_BRIEF_
All of the data must be printed exactly; please include every line.

_EXTRACTED DATA_
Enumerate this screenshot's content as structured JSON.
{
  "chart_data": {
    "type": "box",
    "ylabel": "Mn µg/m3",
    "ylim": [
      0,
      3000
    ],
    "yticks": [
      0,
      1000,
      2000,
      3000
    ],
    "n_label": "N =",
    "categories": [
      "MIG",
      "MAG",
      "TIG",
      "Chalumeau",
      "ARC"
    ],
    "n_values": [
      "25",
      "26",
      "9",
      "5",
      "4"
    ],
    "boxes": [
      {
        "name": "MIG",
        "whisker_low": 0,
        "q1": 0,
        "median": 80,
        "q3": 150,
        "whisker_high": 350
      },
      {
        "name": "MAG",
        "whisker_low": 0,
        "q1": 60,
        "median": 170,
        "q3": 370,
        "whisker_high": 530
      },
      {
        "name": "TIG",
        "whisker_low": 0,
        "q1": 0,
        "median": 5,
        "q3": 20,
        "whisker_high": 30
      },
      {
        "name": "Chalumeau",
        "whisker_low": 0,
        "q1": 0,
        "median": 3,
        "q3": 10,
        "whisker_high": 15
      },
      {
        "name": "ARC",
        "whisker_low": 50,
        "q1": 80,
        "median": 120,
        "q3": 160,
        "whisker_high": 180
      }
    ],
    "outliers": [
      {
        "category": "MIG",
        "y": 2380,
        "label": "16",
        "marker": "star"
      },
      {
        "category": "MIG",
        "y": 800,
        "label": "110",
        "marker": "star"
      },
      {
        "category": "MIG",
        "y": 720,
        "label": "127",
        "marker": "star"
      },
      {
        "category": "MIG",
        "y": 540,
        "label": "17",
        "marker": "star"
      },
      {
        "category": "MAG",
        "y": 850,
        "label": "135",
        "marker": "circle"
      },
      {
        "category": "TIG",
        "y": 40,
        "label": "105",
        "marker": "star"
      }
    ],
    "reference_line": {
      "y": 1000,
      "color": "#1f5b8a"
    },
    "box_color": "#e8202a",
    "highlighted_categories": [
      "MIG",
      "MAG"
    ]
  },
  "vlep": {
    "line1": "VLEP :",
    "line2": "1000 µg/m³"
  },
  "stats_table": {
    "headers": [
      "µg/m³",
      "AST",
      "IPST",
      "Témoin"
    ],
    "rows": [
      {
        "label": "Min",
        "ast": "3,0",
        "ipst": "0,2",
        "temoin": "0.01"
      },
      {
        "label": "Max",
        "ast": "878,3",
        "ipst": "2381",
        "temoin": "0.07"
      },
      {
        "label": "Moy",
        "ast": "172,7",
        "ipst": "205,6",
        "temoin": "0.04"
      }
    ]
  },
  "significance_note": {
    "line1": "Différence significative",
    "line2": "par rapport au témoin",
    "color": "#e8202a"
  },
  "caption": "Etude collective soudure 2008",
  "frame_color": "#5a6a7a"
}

_COMPLETE RESPONSE_
Enumerate this screenshot's content as structured JSON.
{
  "chart_data": {
    "type": "box",
    "ylabel": "Mn µg/m3",
    "ylim": [
      0,
      3000
    ],
    "yticks": [
      0,
      1000,
      2000,
      3000
    ],
    "n_label": "N =",
    "categories": [
      "MIG",
      "MAG",
      "TIG",
      "Chalumeau",
      "ARC"
    ],
    "n_values": [
      "25",
      "26",
      "9",
      "5",
      "4"
    ],
    "boxes": [
      {
        "name": "MIG",
        "whisker_low": 0,
        "q1": 0,
        "median": 80,
        "q3": 150,
        "whisker_high": 350
      },
      {
        "name": "MAG",
        "whisker_low": 0,
        "q1": 60,
        "median": 170,
        "q3": 370,
        "whisker_high": 530
      },
      {
        "name": "TIG",
        "whisker_low": 0,
        "q1": 0,
        "median": 5,
        "q3": 20,
        "whisker_high": 30
      },
      {
        "name": "Chalumeau",
        "whisker_low": 0,
        "q1": 0,
        "median": 3,
        "q3": 10,
        "whisker_high": 15
      },
      {
        "name": "ARC",
        "whisker_low": 50,
        "q1": 80,
        "median": 120,
        "q3": 160,
        "whisker_high": 180
      }
    ],
    "outliers": [
      {
        "category": "MIG",
        "y": 2380,
        "label": "16",
        "marker": "star"
      },
      {
        "category": "MIG",
        "y": 800,
        "label": "110",
        "marker": "star"
      },
      {
        "category": "MIG",
        "y": 720,
        "label": "127",
        "marker": "star"
      },
      {
        "category": "MIG",
        "y": 540,
        "label": "17",
        "marker": "star"
      },
      {
        "category": "MAG",
        "y": 850,
        "label": "135",
        "marker": "circle"
      },
      {
        "category": "TIG",
        "y": 40,
        "label": "105",
        "marker": "star"
      }
    ],
    "reference_line": {
      "y": 1000,
      "color": "#1f5b8a"
    },
    "box_color": "#e8202a",
    "highlighted_categories": [
      "MIG",
      "MAG"
    ]
  },
  "vlep": {
    "line1": "VLEP :",
    "line2": "1000 µg/m³"
  },
  "stats_table": {
    "headers": [
      "µg/m³",
      "AST",
      "IPST",
      "Témoin"
    ],
    "rows": [
      {
        "label": "Min",
        "ast": "3,0",
        "ipst": "0,2",
        "temoin": "0.01"
      },
      {
        "label": "Max",
        "ast": "878,3",
        "ipst": "2381",
        "temoin": "0.07"
      },
      {
        "label": "Moy",
        "ast": "172,7",
        "ipst": "205,6",
        "temoin": "0.04"
      }
    ]
  },
  "significance_note": {
    "line1": "Différence significative",
    "line2": "par rapport au témoin",
    "color": "#e8202a"
  },
  "caption": "Etude collective soudure 2008",
  "frame_color": "#5a6a7a"
}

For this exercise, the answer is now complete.